## DATA FOR THIS TASK
/---
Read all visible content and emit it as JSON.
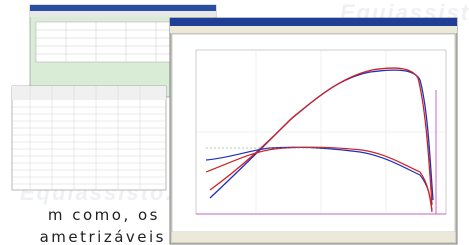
{
  "watermark": "Equiassisto.",
  "caption": {
    "line1": "m como, os",
    "line2": "ametrizáveis"
  }
}
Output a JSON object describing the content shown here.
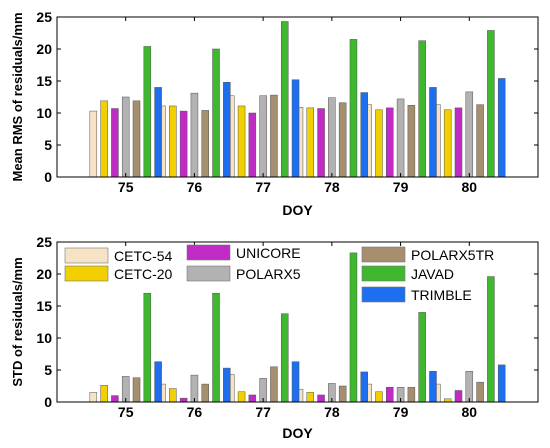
{
  "chart_data": [
    {
      "type": "bar",
      "title": "",
      "xlabel": "DOY",
      "ylabel": "Mean RMS of residuals/mm",
      "categories": [
        "75",
        "76",
        "77",
        "78",
        "79",
        "80"
      ],
      "ylim": [
        0,
        25
      ],
      "yticks": [
        0,
        5,
        10,
        15,
        20,
        25
      ],
      "grid": false,
      "legend": "none",
      "series": [
        {
          "name": "CETC-54",
          "color": "#f6e3c5",
          "values": [
            10.3,
            11.1,
            12.7,
            10.9,
            11.3,
            11.3
          ]
        },
        {
          "name": "CETC-20",
          "color": "#f2cf00",
          "values": [
            11.9,
            11.1,
            11.1,
            10.8,
            10.5,
            10.5
          ]
        },
        {
          "name": "UNICORE",
          "color": "#c02bc6",
          "values": [
            10.7,
            10.3,
            10.0,
            10.7,
            10.8,
            10.8
          ]
        },
        {
          "name": "POLARX5",
          "color": "#b2b2b2",
          "values": [
            12.5,
            13.1,
            12.7,
            12.4,
            12.2,
            13.3
          ]
        },
        {
          "name": "POLARX5TR",
          "color": "#a58f6f",
          "values": [
            11.9,
            10.4,
            12.8,
            11.6,
            11.2,
            11.3
          ]
        },
        {
          "name": "JAVAD",
          "color": "#3fb830",
          "values": [
            20.4,
            20.0,
            24.3,
            21.5,
            21.3,
            22.9
          ]
        },
        {
          "name": "TRIMBLE",
          "color": "#1e6ff0",
          "values": [
            14.0,
            14.8,
            15.2,
            13.2,
            14.0,
            15.4
          ]
        }
      ]
    },
    {
      "type": "bar",
      "title": "",
      "xlabel": "DOY",
      "ylabel": "STD of residuals/mm",
      "categories": [
        "75",
        "76",
        "77",
        "78",
        "79",
        "80"
      ],
      "ylim": [
        0,
        25
      ],
      "yticks": [
        0,
        5,
        10,
        15,
        20,
        25
      ],
      "grid": false,
      "legend": "top",
      "series": [
        {
          "name": "CETC-54",
          "color": "#f6e3c5",
          "values": [
            1.5,
            2.8,
            4.3,
            2.0,
            2.8,
            2.8
          ]
        },
        {
          "name": "CETC-20",
          "color": "#f2cf00",
          "values": [
            2.6,
            2.1,
            1.6,
            1.5,
            1.6,
            0.5
          ]
        },
        {
          "name": "UNICORE",
          "color": "#c02bc6",
          "values": [
            1.0,
            0.6,
            1.1,
            1.1,
            2.3,
            1.8
          ]
        },
        {
          "name": "POLARX5",
          "color": "#b2b2b2",
          "values": [
            4.0,
            4.2,
            3.7,
            2.9,
            2.3,
            4.8
          ]
        },
        {
          "name": "POLARX5TR",
          "color": "#a58f6f",
          "values": [
            3.8,
            2.8,
            5.5,
            2.5,
            2.3,
            3.1
          ]
        },
        {
          "name": "JAVAD",
          "color": "#3fb830",
          "values": [
            17.0,
            17.0,
            13.8,
            23.3,
            14.0,
            19.6
          ]
        },
        {
          "name": "TRIMBLE",
          "color": "#1e6ff0",
          "values": [
            6.3,
            5.3,
            6.3,
            4.7,
            4.8,
            5.8
          ]
        }
      ]
    }
  ]
}
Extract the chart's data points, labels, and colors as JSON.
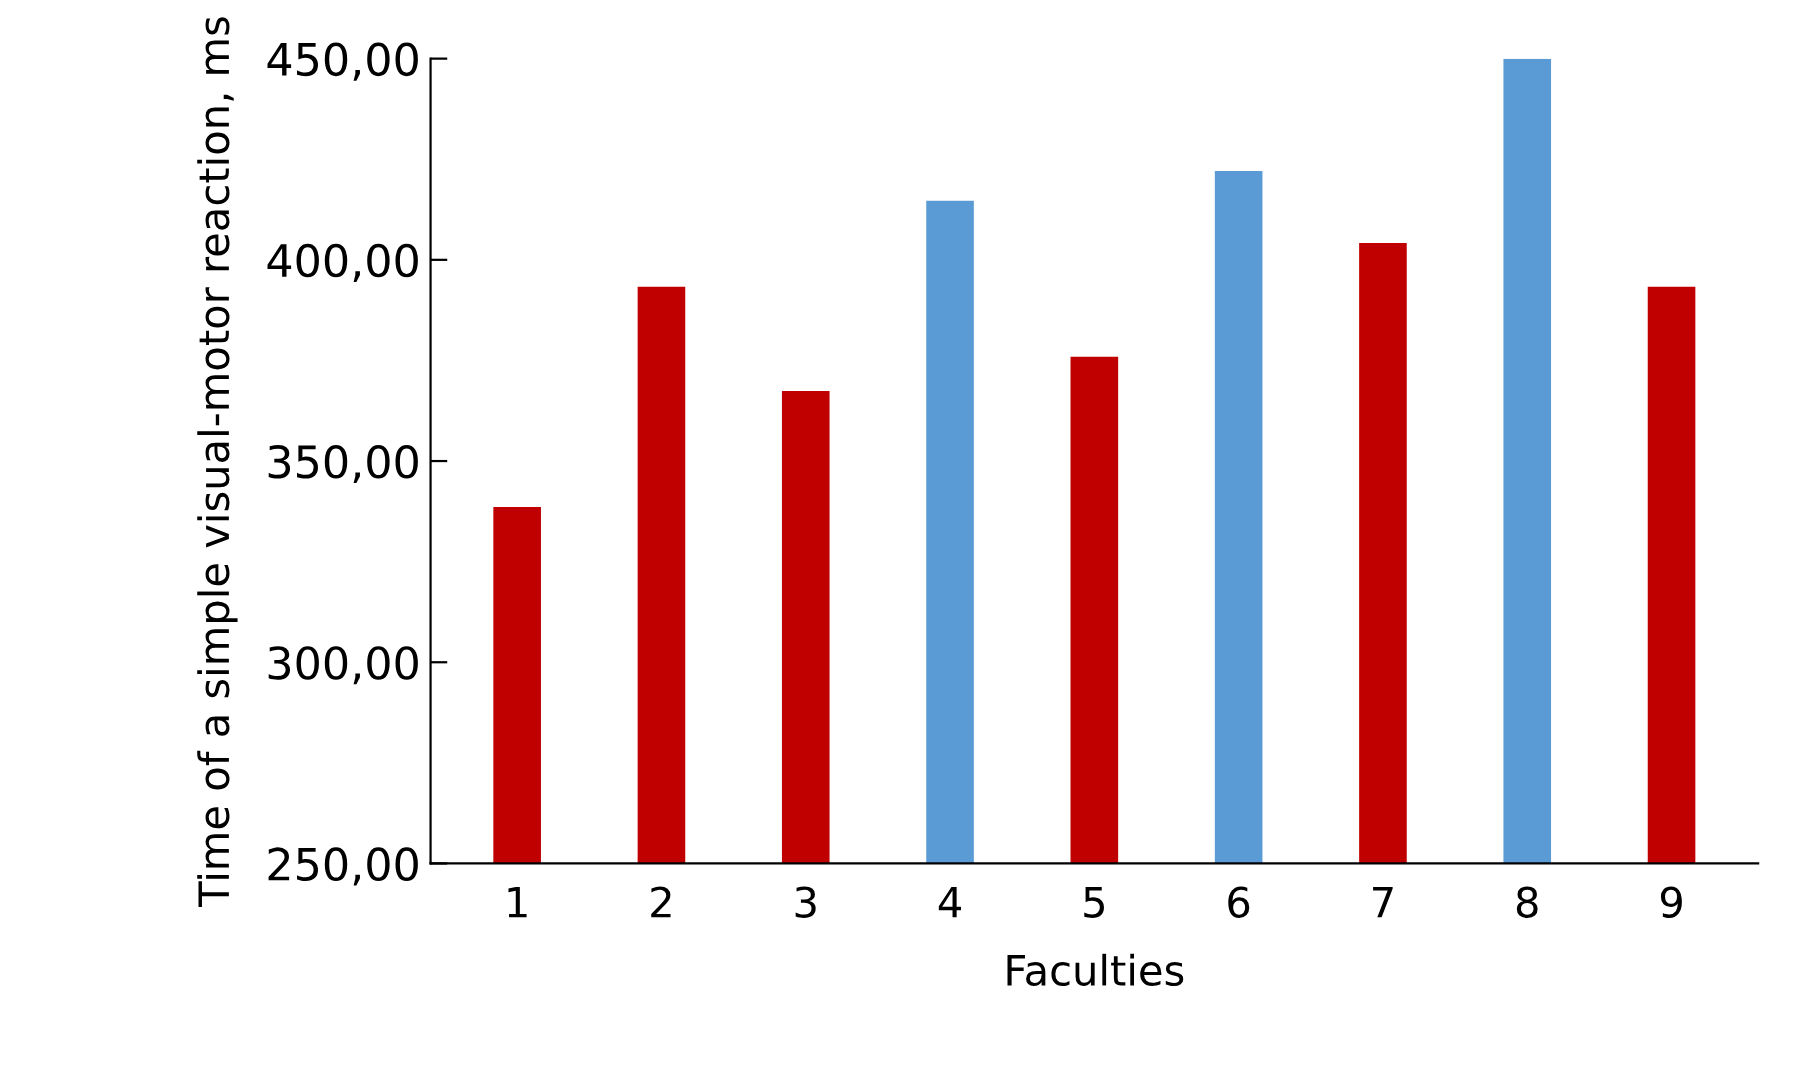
{
  "chart_data": {
    "type": "bar",
    "xlabel": "Faculties",
    "ylabel": "Time of a simple visual-motor reaction, ms",
    "categories": [
      "1",
      "2",
      "3",
      "4",
      "5",
      "6",
      "7",
      "8",
      "9"
    ],
    "values": [
      338.6,
      393.3,
      367.4,
      414.7,
      375.9,
      422.1,
      404.2,
      450,
      393.3
    ],
    "colors": [
      "#c00000",
      "#c00000",
      "#c00000",
      "#5b9bd5",
      "#c00000",
      "#5b9bd5",
      "#c00000",
      "#5b9bd5",
      "#c00000"
    ],
    "ylim": [
      250,
      450
    ],
    "yticks": [
      {
        "value": 250,
        "label": "250,00"
      },
      {
        "value": 300,
        "label": "300,00"
      },
      {
        "value": 350,
        "label": "350,00"
      },
      {
        "value": 400,
        "label": "400,00"
      },
      {
        "value": 450,
        "label": "450,00"
      }
    ],
    "grid": false
  }
}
\---
Leave out the pictures and give the rest of the records again exactly.

Read all visible content and emit it as JSON.
{
  "watermark": "Equiassisto.",
  "caption": {
    "line1": "m como, os",
    "line2": "ametrizáveis"
  }
}
Output a JSON object describing the content shown here.
{
  "chart_data": [
    {
      "type": "bar",
      "title": "",
      "xlabel": "DOY",
      "ylabel": "Mean RMS of residuals/mm",
      "categories": [
        "75",
        "76",
        "77",
        "78",
        "79",
        "80"
      ],
      "ylim": [
        0,
        25
      ],
      "yticks": [
        0,
        5,
        10,
        15,
        20,
        25
      ],
      "grid": false,
      "legend": "none",
      "series": [
        {
          "name": "CETC-54",
          "color": "#f6e3c5",
          "values": [
            10.3,
            11.1,
            12.7,
            10.9,
            11.3,
            11.3
          ]
        },
        {
          "name": "CETC-20",
          "color": "#f2cf00",
          "values": [
            11.9,
            11.1,
            11.1,
            10.8,
            10.5,
            10.5
          ]
        },
        {
          "name": "UNICORE",
          "color": "#c02bc6",
          "values": [
            10.7,
            10.3,
            10.0,
            10.7,
            10.8,
            10.8
          ]
        },
        {
          "name": "POLARX5",
          "color": "#b2b2b2",
          "values": [
            12.5,
            13.1,
            12.7,
            12.4,
            12.2,
            13.3
          ]
        },
        {
          "name": "POLARX5TR",
          "color": "#a58f6f",
          "values": [
            11.9,
            10.4,
            12.8,
            11.6,
            11.2,
            11.3
          ]
        },
        {
          "name": "JAVAD",
          "color": "#3fb830",
          "values": [
            20.4,
            20.0,
            24.3,
            21.5,
            21.3,
            22.9
          ]
        },
        {
          "name": "TRIMBLE",
          "color": "#1e6ff0",
          "values": [
            14.0,
            14.8,
            15.2,
            13.2,
            14.0,
            15.4
          ]
        }
      ]
    },
    {
      "type": "bar",
      "title": "",
      "xlabel": "DOY",
      "ylabel": "STD of residuals/mm",
      "categories": [
        "75",
        "76",
        "77",
        "78",
        "79",
        "80"
      ],
      "ylim": [
        0,
        25
      ],
      "yticks": [
        0,
        5,
        10,
        15,
        20,
        25
      ],
      "grid": false,
      "legend": "top",
      "series": [
        {
          "name": "CETC-54",
          "color": "#f6e3c5",
          "values": [
            1.5,
            2.8,
            4.3,
            2.0,
            2.8,
            2.8
          ]
        },
        {
          "name": "CETC-20",
          "color": "#f2cf00",
          "values": [
            2.6,
            2.1,
            1.6,
            1.5,
            1.6,
            0.5
          ]
        },
        {
          "name": "UNICORE",
          "color": "#c02bc6",
          "values": [
            1.0,
            0.6,
            1.1,
            1.1,
            2.3,
            1.8
          ]
        },
        {
          "name": "POLARX5",
          "color": "#b2b2b2",
          "values": [
            4.0,
            4.2,
            3.7,
            2.9,
            2.3,
            4.8
          ]
        },
        {
          "name": "POLARX5TR",
          "color": "#a58f6f",
          "values": [
            3.8,
            2.8,
            5.5,
            2.5,
            2.3,
            3.1
          ]
        },
        {
          "name": "JAVAD",
          "color": "#3fb830",
          "values": [
            17.0,
            17.0,
            13.8,
            23.3,
            14.0,
            19.6
          ]
        },
        {
          "name": "TRIMBLE",
          "color": "#1e6ff0",
          "values": [
            6.3,
            5.3,
            6.3,
            4.7,
            4.8,
            5.8
          ]
        }
      ]
    }
  ]
}
Extract the chart's data points, labels, and colors as JSON.
{
  "chart_data": {
    "type": "bar",
    "xlabel": "Faculties",
    "ylabel": "Time of a simple visual-motor reaction, ms",
    "categories": [
      "1",
      "2",
      "3",
      "4",
      "5",
      "6",
      "7",
      "8",
      "9"
    ],
    "values": [
      338.6,
      393.3,
      367.4,
      414.7,
      375.9,
      422.1,
      404.2,
      450,
      393.3
    ],
    "colors": [
      "#c00000",
      "#c00000",
      "#c00000",
      "#5b9bd5",
      "#c00000",
      "#5b9bd5",
      "#c00000",
      "#5b9bd5",
      "#c00000"
    ],
    "ylim": [
      250,
      450
    ],
    "yticks": [
      {
        "value": 250,
        "label": "250,00"
      },
      {
        "value": 300,
        "label": "300,00"
      },
      {
        "value": 350,
        "label": "350,00"
      },
      {
        "value": 400,
        "label": "400,00"
      },
      {
        "value": 450,
        "label": "450,00"
      }
    ],
    "grid": false
  }
}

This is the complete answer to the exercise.